* _WHAT YOU SHOULD DO_
Select all lines holding the word "JSON" from the entries that follow.

* _GIVEN DATA_
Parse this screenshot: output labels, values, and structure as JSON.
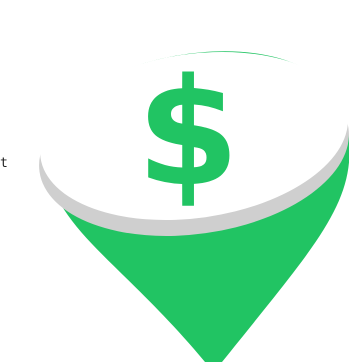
{
  "fragment_text": "t",
  "icon": {
    "name": "map-pin-dollar-icon",
    "symbol": "$"
  },
  "colors": {
    "pin_green": "#21c463",
    "cap_white": "#ffffff",
    "cap_shadow": "#cfcfcf",
    "ink": "#222222"
  }
}
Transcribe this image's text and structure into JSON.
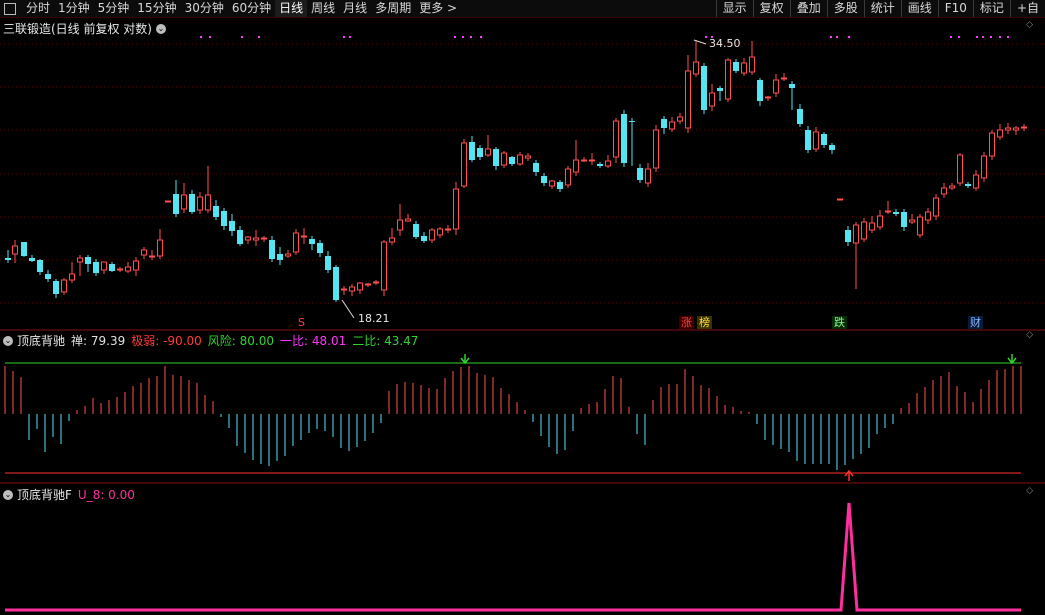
{
  "toolbar": {
    "periods": [
      "分时",
      "1分钟",
      "5分钟",
      "15分钟",
      "30分钟",
      "60分钟",
      "日线",
      "周线",
      "月线",
      "多周期",
      "更多"
    ],
    "active_period": "日线",
    "more_arrow": ">",
    "right_items": [
      "显示",
      "复权",
      "叠加",
      "多股",
      "统计",
      "画线",
      "F10",
      "标记",
      "+自"
    ]
  },
  "main_chart": {
    "title": "三联锻造(日线 前复权 对数)",
    "high_label": "34.50",
    "low_label": "18.21",
    "event_tags": [
      "S",
      "涨",
      "榜",
      "跌",
      "财"
    ]
  },
  "indicator1": {
    "name": "顶底背驰",
    "items": [
      {
        "label": "禅:",
        "value": "79.39",
        "color": "#e0e0e0"
      },
      {
        "label": "极弱:",
        "value": "-90.00",
        "color": "#ff3c3c"
      },
      {
        "label": "风险:",
        "value": "80.00",
        "color": "#31d331"
      },
      {
        "label": "一比:",
        "value": "48.01",
        "color": "#ff37ff"
      },
      {
        "label": "二比:",
        "value": "43.47",
        "color": "#31d331"
      }
    ]
  },
  "indicator2": {
    "name": "顶底背驰F",
    "items": [
      {
        "label": "U_8:",
        "value": "0.00",
        "color": "#ff2f9f"
      }
    ]
  },
  "colors": {
    "up": "#ff4f4f",
    "down": "#54e4f2",
    "green": "#31d331",
    "magenta": "#ff37ff",
    "pink": "#ff2f9f",
    "grid": "#5a0000"
  }
}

* _TASK SOLUTION_
Parse this screenshot: output labels, values, and structure as JSON.
Transcribe this image's text and structure into JSON.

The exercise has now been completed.